(Collected data entries)
<<<<

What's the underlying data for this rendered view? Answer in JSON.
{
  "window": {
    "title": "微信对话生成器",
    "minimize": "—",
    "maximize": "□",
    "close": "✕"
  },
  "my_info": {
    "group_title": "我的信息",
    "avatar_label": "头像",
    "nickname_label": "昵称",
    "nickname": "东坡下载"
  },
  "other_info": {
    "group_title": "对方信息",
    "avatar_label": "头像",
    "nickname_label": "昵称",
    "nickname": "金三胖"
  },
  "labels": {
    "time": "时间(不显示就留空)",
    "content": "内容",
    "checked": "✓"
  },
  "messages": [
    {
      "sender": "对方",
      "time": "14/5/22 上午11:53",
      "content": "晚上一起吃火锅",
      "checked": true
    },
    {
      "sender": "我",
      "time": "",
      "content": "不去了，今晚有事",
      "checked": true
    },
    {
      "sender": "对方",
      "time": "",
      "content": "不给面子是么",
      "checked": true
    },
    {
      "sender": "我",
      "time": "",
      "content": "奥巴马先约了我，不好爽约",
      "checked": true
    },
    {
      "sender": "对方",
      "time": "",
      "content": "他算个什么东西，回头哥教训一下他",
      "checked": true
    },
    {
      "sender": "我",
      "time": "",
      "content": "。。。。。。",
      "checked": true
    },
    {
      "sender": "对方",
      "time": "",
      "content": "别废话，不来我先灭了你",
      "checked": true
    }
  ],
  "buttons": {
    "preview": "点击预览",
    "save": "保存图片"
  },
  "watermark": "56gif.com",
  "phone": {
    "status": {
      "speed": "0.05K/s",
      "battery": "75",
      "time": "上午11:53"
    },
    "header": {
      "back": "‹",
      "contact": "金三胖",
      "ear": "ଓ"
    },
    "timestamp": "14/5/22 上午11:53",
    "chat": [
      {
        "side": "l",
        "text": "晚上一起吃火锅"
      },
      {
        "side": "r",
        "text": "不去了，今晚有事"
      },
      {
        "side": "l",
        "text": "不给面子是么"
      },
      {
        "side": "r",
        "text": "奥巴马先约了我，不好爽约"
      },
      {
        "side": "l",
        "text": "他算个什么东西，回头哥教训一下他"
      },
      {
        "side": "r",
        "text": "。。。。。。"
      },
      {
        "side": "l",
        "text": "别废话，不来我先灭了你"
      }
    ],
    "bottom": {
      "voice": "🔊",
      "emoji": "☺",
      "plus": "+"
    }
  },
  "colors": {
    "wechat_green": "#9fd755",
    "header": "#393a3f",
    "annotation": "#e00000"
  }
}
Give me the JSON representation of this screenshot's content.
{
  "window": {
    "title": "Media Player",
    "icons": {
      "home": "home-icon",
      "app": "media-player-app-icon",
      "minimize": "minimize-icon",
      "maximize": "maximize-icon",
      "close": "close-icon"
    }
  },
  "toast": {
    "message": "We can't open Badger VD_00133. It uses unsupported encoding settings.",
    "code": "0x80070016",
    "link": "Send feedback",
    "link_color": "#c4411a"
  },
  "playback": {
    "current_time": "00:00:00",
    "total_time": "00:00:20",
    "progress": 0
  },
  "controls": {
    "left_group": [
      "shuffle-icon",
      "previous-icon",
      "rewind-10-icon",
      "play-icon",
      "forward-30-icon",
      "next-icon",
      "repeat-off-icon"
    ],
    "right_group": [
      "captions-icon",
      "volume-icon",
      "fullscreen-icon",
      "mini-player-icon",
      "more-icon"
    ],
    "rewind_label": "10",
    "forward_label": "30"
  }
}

>>>>

_Your objective_. Each entry must be reproduced verbatim.

_Task response_.
What's the underlying data for this rendered view? Answer in JSON.
{
  "window": {
    "title": "微信对话生成器",
    "minimize": "—",
    "maximize": "□",
    "close": "✕"
  },
  "my_info": {
    "group_title": "我的信息",
    "avatar_label": "头像",
    "nickname_label": "昵称",
    "nickname": "东坡下载"
  },
  "other_info": {
    "group_title": "对方信息",
    "avatar_label": "头像",
    "nickname_label": "昵称",
    "nickname": "金三胖"
  },
  "labels": {
    "time": "时间(不显示就留空)",
    "content": "内容",
    "checked": "✓"
  },
  "messages": [
    {
      "sender": "对方",
      "time": "14/5/22 上午11:53",
      "content": "晚上一起吃火锅",
      "checked": true
    },
    {
      "sender": "我",
      "time": "",
      "content": "不去了，今晚有事",
      "checked": true
    },
    {
      "sender": "对方",
      "time": "",
      "content": "不给面子是么",
      "checked": true
    },
    {
      "sender": "我",
      "time": "",
      "content": "奥巴马先约了我，不好爽约",
      "checked": true
    },
    {
      "sender": "对方",
      "time": "",
      "content": "他算个什么东西，回头哥教训一下他",
      "checked": true
    },
    {
      "sender": "我",
      "time": "",
      "content": "。。。。。。",
      "checked": true
    },
    {
      "sender": "对方",
      "time": "",
      "content": "别废话，不来我先灭了你",
      "checked": true
    }
  ],
  "buttons": {
    "preview": "点击预览",
    "save": "保存图片"
  },
  "watermark": "56gif.com",
  "phone": {
    "status": {
      "speed": "0.05K/s",
      "battery": "75",
      "time": "上午11:53"
    },
    "header": {
      "back": "‹",
      "contact": "金三胖",
      "ear": "ଓ"
    },
    "timestamp": "14/5/22 上午11:53",
    "chat": [
      {
        "side": "l",
        "text": "晚上一起吃火锅"
      },
      {
        "side": "r",
        "text": "不去了，今晚有事"
      },
      {
        "side": "l",
        "text": "不给面子是么"
      },
      {
        "side": "r",
        "text": "奥巴马先约了我，不好爽约"
      },
      {
        "side": "l",
        "text": "他算个什么东西，回头哥教训一下他"
      },
      {
        "side": "r",
        "text": "。。。。。。"
      },
      {
        "side": "l",
        "text": "别废话，不来我先灭了你"
      }
    ],
    "bottom": {
      "voice": "🔊",
      "emoji": "☺",
      "plus": "+"
    }
  },
  "colors": {
    "wechat_green": "#9fd755",
    "header": "#393a3f",
    "annotation": "#e00000"
  }
}
Give me the JSON representation of this screenshot's content.
{
  "window": {
    "title": "Media Player",
    "icons": {
      "home": "home-icon",
      "app": "media-player-app-icon",
      "minimize": "minimize-icon",
      "maximize": "maximize-icon",
      "close": "close-icon"
    }
  },
  "toast": {
    "message": "We can't open Badger VD_00133. It uses unsupported encoding settings.",
    "code": "0x80070016",
    "link": "Send feedback",
    "link_color": "#c4411a"
  },
  "playback": {
    "current_time": "00:00:00",
    "total_time": "00:00:20",
    "progress": 0
  },
  "controls": {
    "left_group": [
      "shuffle-icon",
      "previous-icon",
      "rewind-10-icon",
      "play-icon",
      "forward-30-icon",
      "next-icon",
      "repeat-off-icon"
    ],
    "right_group": [
      "captions-icon",
      "volume-icon",
      "fullscreen-icon",
      "mini-player-icon",
      "more-icon"
    ],
    "rewind_label": "10",
    "forward_label": "30"
  }
}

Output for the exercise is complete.